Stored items
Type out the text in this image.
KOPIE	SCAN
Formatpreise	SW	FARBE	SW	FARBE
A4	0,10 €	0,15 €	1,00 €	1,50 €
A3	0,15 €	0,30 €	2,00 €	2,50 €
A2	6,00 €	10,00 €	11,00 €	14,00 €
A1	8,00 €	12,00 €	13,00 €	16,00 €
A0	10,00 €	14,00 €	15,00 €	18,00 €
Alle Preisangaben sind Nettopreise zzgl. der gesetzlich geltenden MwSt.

**Challenge**
Return every record above exactly as it appears.

**Written solution**
Type out the text in this image.
KOPIE	SCAN
Formatpreise	SW	FARBE	SW	FARBE
A4	0,10 €	0,15 €	1,00 €	1,50 €
A3	0,15 €	0,30 €	2,00 €	2,50 €
A2	6,00 €	10,00 €	11,00 €	14,00 €
A1	8,00 €	12,00 €	13,00 €	16,00 €
A0	10,00 €	14,00 €	15,00 €	18,00 €
Alle Preisangaben sind Nettopreise zzgl. der gesetzlich geltenden MwSt.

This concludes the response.